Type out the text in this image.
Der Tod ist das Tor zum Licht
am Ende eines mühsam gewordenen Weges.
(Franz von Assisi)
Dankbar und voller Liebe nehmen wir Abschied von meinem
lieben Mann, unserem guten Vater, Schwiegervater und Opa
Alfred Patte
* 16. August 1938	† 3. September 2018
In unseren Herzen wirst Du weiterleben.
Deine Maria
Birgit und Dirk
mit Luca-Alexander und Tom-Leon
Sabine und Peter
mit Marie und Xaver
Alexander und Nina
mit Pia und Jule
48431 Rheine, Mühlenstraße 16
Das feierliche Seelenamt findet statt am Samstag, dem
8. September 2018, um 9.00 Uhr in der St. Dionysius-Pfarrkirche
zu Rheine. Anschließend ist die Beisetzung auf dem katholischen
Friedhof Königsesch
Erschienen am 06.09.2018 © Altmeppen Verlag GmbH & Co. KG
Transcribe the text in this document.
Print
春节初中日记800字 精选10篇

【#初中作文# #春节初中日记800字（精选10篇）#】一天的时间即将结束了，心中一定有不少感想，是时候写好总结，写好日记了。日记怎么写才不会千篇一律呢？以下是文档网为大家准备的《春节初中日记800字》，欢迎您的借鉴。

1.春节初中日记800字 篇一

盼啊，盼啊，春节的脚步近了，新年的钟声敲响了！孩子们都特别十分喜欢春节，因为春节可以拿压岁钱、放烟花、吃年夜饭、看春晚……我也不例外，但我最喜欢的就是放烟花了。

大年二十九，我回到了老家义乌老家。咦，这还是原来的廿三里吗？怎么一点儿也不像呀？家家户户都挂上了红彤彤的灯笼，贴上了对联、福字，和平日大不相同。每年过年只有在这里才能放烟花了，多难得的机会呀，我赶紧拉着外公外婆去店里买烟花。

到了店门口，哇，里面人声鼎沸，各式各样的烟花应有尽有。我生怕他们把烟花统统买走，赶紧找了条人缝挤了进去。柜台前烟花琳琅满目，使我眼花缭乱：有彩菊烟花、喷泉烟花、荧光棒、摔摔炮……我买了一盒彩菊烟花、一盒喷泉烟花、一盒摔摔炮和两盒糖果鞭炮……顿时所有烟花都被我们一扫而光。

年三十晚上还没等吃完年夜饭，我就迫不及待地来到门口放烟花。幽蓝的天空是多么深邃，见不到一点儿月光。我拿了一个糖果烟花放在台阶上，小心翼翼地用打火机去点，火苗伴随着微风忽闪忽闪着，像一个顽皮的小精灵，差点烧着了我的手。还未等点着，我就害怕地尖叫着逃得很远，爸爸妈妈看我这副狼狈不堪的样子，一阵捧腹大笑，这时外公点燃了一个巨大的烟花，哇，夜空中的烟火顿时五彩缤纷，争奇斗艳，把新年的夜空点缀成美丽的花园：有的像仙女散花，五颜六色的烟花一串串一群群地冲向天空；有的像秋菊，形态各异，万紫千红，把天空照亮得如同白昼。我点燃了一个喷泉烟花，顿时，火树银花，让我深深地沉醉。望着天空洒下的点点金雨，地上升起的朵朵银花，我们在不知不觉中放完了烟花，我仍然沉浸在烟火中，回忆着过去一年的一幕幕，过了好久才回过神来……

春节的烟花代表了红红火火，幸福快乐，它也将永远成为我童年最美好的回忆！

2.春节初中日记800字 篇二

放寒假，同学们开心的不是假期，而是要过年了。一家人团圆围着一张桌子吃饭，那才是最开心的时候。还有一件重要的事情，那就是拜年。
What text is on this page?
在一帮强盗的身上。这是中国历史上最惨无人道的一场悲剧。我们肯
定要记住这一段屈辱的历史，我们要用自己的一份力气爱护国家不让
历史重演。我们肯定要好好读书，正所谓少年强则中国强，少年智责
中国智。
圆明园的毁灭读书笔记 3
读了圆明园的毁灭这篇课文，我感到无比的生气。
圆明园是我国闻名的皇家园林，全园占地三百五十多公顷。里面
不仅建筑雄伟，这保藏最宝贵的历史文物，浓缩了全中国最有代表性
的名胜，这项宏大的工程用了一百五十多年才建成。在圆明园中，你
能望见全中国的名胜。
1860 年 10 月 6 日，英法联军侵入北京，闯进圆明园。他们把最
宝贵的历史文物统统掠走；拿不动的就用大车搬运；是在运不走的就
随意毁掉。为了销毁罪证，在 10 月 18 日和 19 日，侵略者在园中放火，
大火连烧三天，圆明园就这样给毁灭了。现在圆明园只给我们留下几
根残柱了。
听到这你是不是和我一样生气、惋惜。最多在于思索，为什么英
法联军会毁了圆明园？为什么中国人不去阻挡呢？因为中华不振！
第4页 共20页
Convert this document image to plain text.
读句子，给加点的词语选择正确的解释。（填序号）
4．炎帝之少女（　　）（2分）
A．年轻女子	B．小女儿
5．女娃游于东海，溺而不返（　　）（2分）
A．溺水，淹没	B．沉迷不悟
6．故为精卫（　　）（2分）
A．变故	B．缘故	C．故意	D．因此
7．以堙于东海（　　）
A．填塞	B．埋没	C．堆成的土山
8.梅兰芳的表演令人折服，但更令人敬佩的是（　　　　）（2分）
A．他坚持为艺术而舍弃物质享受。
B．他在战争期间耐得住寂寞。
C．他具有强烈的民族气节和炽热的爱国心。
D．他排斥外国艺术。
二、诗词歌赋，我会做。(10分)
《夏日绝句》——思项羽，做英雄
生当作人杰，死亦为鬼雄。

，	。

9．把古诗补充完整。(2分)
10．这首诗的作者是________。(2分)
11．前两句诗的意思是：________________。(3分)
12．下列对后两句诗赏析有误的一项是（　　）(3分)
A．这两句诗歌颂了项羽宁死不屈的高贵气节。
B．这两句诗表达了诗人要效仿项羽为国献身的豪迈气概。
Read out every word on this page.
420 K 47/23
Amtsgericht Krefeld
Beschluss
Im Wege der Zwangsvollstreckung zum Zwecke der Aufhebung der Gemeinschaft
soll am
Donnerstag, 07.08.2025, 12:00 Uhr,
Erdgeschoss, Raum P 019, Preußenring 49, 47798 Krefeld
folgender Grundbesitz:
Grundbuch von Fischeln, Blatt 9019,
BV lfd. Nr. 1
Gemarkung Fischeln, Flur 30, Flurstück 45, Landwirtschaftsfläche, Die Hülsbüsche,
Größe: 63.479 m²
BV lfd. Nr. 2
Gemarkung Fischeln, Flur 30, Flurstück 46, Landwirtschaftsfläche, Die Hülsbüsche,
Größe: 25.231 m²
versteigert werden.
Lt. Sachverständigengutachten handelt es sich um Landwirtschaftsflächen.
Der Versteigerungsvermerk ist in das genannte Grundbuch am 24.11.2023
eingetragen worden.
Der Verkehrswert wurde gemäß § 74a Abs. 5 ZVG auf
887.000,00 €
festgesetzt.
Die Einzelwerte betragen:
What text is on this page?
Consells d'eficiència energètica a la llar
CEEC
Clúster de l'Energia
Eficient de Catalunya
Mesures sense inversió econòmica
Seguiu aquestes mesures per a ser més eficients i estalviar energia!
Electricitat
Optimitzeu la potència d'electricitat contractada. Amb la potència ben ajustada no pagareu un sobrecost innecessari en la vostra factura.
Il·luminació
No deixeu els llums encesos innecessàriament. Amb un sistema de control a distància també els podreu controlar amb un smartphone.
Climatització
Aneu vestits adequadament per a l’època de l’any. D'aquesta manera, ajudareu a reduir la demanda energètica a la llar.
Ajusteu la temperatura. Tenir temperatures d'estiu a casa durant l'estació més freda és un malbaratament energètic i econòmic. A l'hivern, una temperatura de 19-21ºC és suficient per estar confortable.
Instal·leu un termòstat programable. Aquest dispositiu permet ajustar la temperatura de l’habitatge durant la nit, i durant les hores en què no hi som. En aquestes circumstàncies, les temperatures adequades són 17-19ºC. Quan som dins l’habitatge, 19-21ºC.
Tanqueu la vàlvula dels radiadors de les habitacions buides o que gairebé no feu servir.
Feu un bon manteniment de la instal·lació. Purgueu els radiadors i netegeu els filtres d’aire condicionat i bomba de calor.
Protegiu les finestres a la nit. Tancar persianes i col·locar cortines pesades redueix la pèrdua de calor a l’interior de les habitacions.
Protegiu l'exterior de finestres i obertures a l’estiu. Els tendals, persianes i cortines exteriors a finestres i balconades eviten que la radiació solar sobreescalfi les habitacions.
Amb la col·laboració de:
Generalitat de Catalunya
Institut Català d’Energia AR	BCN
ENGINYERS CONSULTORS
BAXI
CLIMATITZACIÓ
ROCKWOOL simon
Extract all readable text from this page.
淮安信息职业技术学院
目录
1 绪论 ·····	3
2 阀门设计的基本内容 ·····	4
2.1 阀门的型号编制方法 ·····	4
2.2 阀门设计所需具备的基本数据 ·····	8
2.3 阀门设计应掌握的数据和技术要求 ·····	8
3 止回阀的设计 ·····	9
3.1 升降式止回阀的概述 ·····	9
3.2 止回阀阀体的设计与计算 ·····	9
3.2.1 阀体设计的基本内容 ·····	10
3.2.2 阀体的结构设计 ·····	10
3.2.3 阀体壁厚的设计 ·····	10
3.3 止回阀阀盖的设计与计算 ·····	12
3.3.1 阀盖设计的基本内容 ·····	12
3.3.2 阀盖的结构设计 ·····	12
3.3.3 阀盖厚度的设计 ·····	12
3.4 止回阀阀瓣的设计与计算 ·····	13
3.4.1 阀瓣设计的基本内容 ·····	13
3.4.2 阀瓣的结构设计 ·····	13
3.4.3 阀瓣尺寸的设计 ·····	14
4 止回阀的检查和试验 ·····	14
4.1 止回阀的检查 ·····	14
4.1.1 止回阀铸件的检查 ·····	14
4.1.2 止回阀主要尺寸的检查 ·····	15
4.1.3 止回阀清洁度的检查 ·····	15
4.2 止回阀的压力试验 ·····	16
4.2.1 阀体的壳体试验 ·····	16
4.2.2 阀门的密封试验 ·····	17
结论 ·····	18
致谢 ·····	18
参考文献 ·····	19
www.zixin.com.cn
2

TASK DETAILS:
Count how many lines include the string "aquestes". Nothing but the number is needed.

FINISHED EXERCISE:
2